__Exercise goal__.
Without changing a character, return the entries, but not the images they hold.

__Data lines__.
----
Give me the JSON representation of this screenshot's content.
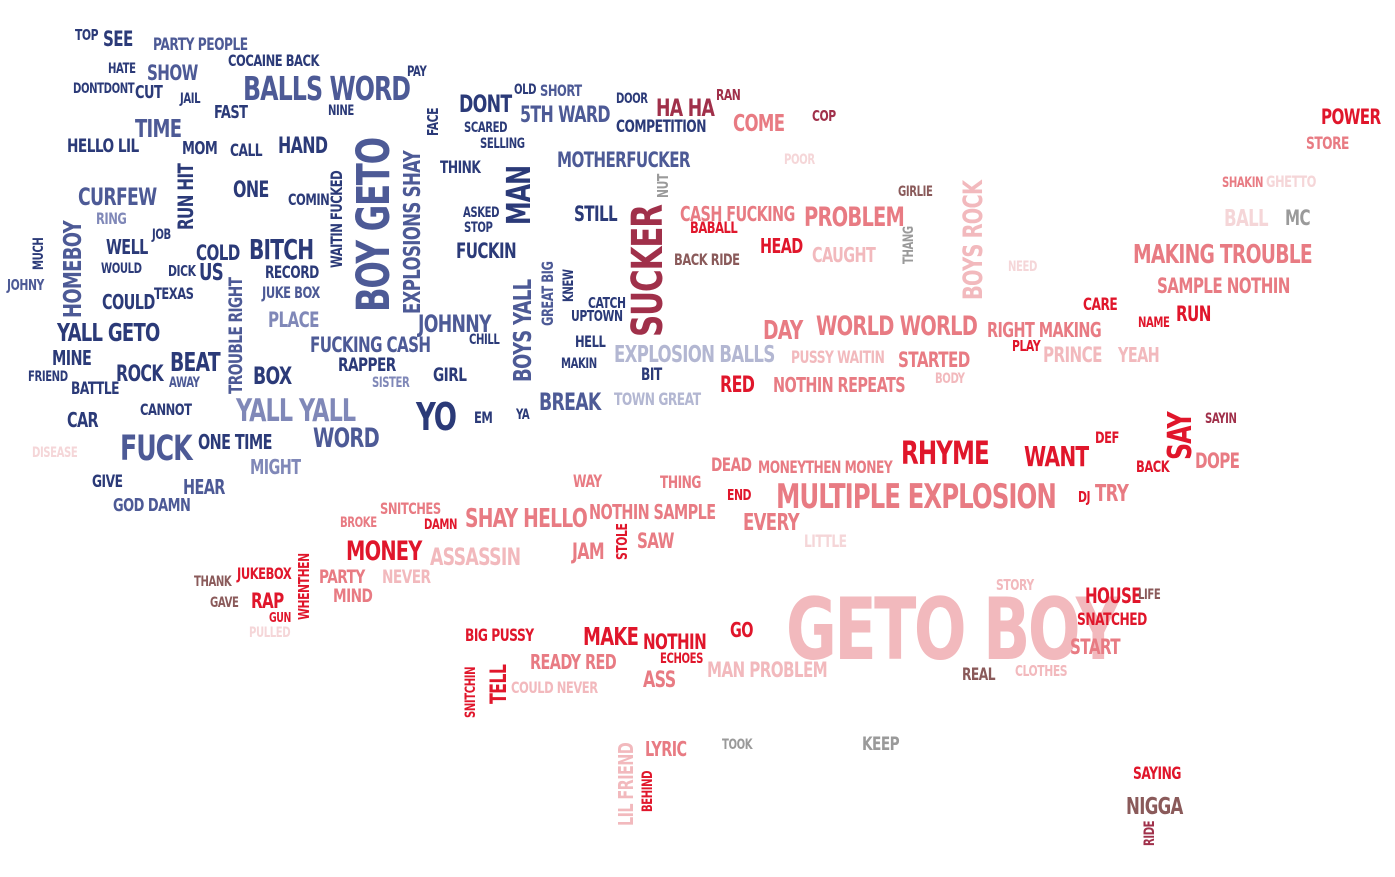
{
  "colors": {
    "navy": "#2b3a78",
    "slate": "#4d5a96",
    "periwinkle": "#8088b8",
    "lavender": "#b3b7d2",
    "maroon": "#a0304a",
    "red": "#e0162b",
    "salmon": "#e87b83",
    "pink": "#f2b9bd",
    "blush": "#f5d6d8",
    "grey": "#9a9a9a",
    "brown": "#8a5a5a"
  },
  "words": [
    "TOP",
    "SEE",
    "PARTY PEOPLE",
    "COCAINE BACK",
    "PAY",
    "HATE",
    "SHOW",
    "DONTDONT",
    "CUT",
    "JAIL",
    "BALLS WORD",
    "NINE",
    "FAST",
    "TIME",
    "HELLO LIL",
    "MOM",
    "CALL",
    "HAND",
    "ONE",
    "CURFEW",
    "RING",
    "JOB",
    "WELL",
    "WOULD",
    "DICK",
    "US",
    "COLD",
    "BITCH",
    "RECORD",
    "JUKE BOX",
    "JOHNY",
    "HOMEBOY",
    "COULD",
    "TEXAS",
    "YALL GETO",
    "PLACE",
    "MINE",
    "BEAT",
    "AWAY",
    "FRIEND",
    "ROCK",
    "BOX",
    "BATTLE",
    "CANNOT",
    "CAR",
    "YALL YALL",
    "WORD",
    "FUCK",
    "ONE TIME",
    "DISEASE",
    "MIGHT",
    "GIVE",
    "HEAR",
    "GOD DAMN",
    "COMIN",
    "FUCKING CASH",
    "RAPPER",
    "SISTER",
    "JOHNNY",
    "GIRL",
    "YO",
    "EM",
    "YA",
    "DONT",
    "OLD",
    "SHORT",
    "DOOR",
    "5TH WARD",
    "SCARED",
    "SELLING",
    "COMPETITION",
    "THINK",
    "MOTHERFUCKER",
    "STILL",
    "ASKED",
    "STOP",
    "FUCKIN",
    "CHILL",
    "CATCH",
    "UPTOWN",
    "HELL",
    "MAKIN",
    "BREAK",
    "HA HA",
    "RAN",
    "COME",
    "COP",
    "POOR",
    "CASH FUCKING",
    "BABALL",
    "PROBLEM",
    "BACK RIDE",
    "HEAD",
    "CAUGHT",
    "EXPLOSION BALLS",
    "BIT",
    "TOWN GREAT",
    "RED",
    "NOTHIN REPEATS",
    "DAY",
    "WORLD WORLD",
    "PUSSY WAITIN",
    "STARTED",
    "BODY",
    "GIRLIE",
    "RIGHT MAKING",
    "PLAY",
    "PRINCE",
    "YEAH",
    "NEED",
    "POWER",
    "STORE",
    "SHAKIN",
    "GHETTO",
    "BALL",
    "MC",
    "MAKING TROUBLE",
    "SAMPLE NOTHIN",
    "CARE",
    "NAME",
    "RUN",
    "RHYME",
    "WANT",
    "DEF",
    "BACK",
    "SAYIN",
    "DOPE",
    "DJ",
    "TRY",
    "DEAD",
    "MONEYTHEN MONEY",
    "WAY",
    "THING",
    "END",
    "MULTIPLE EXPLOSION",
    "EVERY",
    "LITTLE",
    "SNITCHES",
    "BROKE",
    "DAMN",
    "SHAY HELLO",
    "NOTHIN SAMPLE",
    "SAW",
    "JAM",
    "MONEY",
    "ASSASSIN",
    "PARTY",
    "NEVER",
    "MIND",
    "THANK",
    "JUKEBOX",
    "GAVE",
    "RAP",
    "GUN",
    "PULLED",
    "BIG PUSSY",
    "MAKE",
    "NOTHIN",
    "ECHOES",
    "GO",
    "READY RED",
    "ASS",
    "MAN PROBLEM",
    "COULD NEVER",
    "GETO BOY",
    "STORY",
    "HOUSE",
    "LIFE",
    "SNATCHED",
    "START",
    "REAL",
    "CLOTHES",
    "LYRIC",
    "TOOK",
    "KEEP",
    "SAYING",
    "NIGGA",
    "RUN HIT",
    "TROUBLE RIGHT",
    "BOY GETO",
    "WAITIN FUCKED",
    "EXPLOSIONS SHAY",
    "FACE",
    "MAN",
    "BOYS YALL",
    "GREAT BIG",
    "KNEW",
    "SUCKER",
    "NUT",
    "THANG",
    "BOYS ROCK",
    "SAY",
    "MUCH",
    "STOLE",
    "WHENTHEN",
    "TELL",
    "SNITCHIN",
    "LIL FRIEND",
    "BEHIND",
    "RIDE"
  ]
}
----
__Expected output__.
Give me the JSON representation of this screenshot's content.
{
  "colors": {
    "navy": "#2b3a78",
    "slate": "#4d5a96",
    "periwinkle": "#8088b8",
    "lavender": "#b3b7d2",
    "maroon": "#a0304a",
    "red": "#e0162b",
    "salmon": "#e87b83",
    "pink": "#f2b9bd",
    "blush": "#f5d6d8",
    "grey": "#9a9a9a",
    "brown": "#8a5a5a"
  },
  "words": [
    "TOP",
    "SEE",
    "PARTY PEOPLE",
    "COCAINE BACK",
    "PAY",
    "HATE",
    "SHOW",
    "DONTDONT",
    "CUT",
    "JAIL",
    "BALLS WORD",
    "NINE",
    "FAST",
    "TIME",
    "HELLO LIL",
    "MOM",
    "CALL",
    "HAND",
    "ONE",
    "CURFEW",
    "RING",
    "JOB",
    "WELL",
    "WOULD",
    "DICK",
    "US",
    "COLD",
    "BITCH",
    "RECORD",
    "JUKE BOX",
    "JOHNY",
    "HOMEBOY",
    "COULD",
    "TEXAS",
    "YALL GETO",
    "PLACE",
    "MINE",
    "BEAT",
    "AWAY",
    "FRIEND",
    "ROCK",
    "BOX",
    "BATTLE",
    "CANNOT",
    "CAR",
    "YALL YALL",
    "WORD",
    "FUCK",
    "ONE TIME",
    "DISEASE",
    "MIGHT",
    "GIVE",
    "HEAR",
    "GOD DAMN",
    "COMIN",
    "FUCKING CASH",
    "RAPPER",
    "SISTER",
    "JOHNNY",
    "GIRL",
    "YO",
    "EM",
    "YA",
    "DONT",
    "OLD",
    "SHORT",
    "DOOR",
    "5TH WARD",
    "SCARED",
    "SELLING",
    "COMPETITION",
    "THINK",
    "MOTHERFUCKER",
    "STILL",
    "ASKED",
    "STOP",
    "FUCKIN",
    "CHILL",
    "CATCH",
    "UPTOWN",
    "HELL",
    "MAKIN",
    "BREAK",
    "HA HA",
    "RAN",
    "COME",
    "COP",
    "POOR",
    "CASH FUCKING",
    "BABALL",
    "PROBLEM",
    "BACK RIDE",
    "HEAD",
    "CAUGHT",
    "EXPLOSION BALLS",
    "BIT",
    "TOWN GREAT",
    "RED",
    "NOTHIN REPEATS",
    "DAY",
    "WORLD WORLD",
    "PUSSY WAITIN",
    "STARTED",
    "BODY",
    "GIRLIE",
    "RIGHT MAKING",
    "PLAY",
    "PRINCE",
    "YEAH",
    "NEED",
    "POWER",
    "STORE",
    "SHAKIN",
    "GHETTO",
    "BALL",
    "MC",
    "MAKING TROUBLE",
    "SAMPLE NOTHIN",
    "CARE",
    "NAME",
    "RUN",
    "RHYME",
    "WANT",
    "DEF",
    "BACK",
    "SAYIN",
    "DOPE",
    "DJ",
    "TRY",
    "DEAD",
    "MONEYTHEN MONEY",
    "WAY",
    "THING",
    "END",
    "MULTIPLE EXPLOSION",
    "EVERY",
    "LITTLE",
    "SNITCHES",
    "BROKE",
    "DAMN",
    "SHAY HELLO",
    "NOTHIN SAMPLE",
    "SAW",
    "JAM",
    "MONEY",
    "ASSASSIN",
    "PARTY",
    "NEVER",
    "MIND",
    "THANK",
    "JUKEBOX",
    "GAVE",
    "RAP",
    "GUN",
    "PULLED",
    "BIG PUSSY",
    "MAKE",
    "NOTHIN",
    "ECHOES",
    "GO",
    "READY RED",
    "ASS",
    "MAN PROBLEM",
    "COULD NEVER",
    "GETO BOY",
    "STORY",
    "HOUSE",
    "LIFE",
    "SNATCHED",
    "START",
    "REAL",
    "CLOTHES",
    "LYRIC",
    "TOOK",
    "KEEP",
    "SAYING",
    "NIGGA",
    "RUN HIT",
    "TROUBLE RIGHT",
    "BOY GETO",
    "WAITIN FUCKED",
    "EXPLOSIONS SHAY",
    "FACE",
    "MAN",
    "BOYS YALL",
    "GREAT BIG",
    "KNEW",
    "SUCKER",
    "NUT",
    "THANG",
    "BOYS ROCK",
    "SAY",
    "MUCH",
    "STOLE",
    "WHENTHEN",
    "TELL",
    "SNITCHIN",
    "LIL FRIEND",
    "BEHIND",
    "RIDE"
  ]
}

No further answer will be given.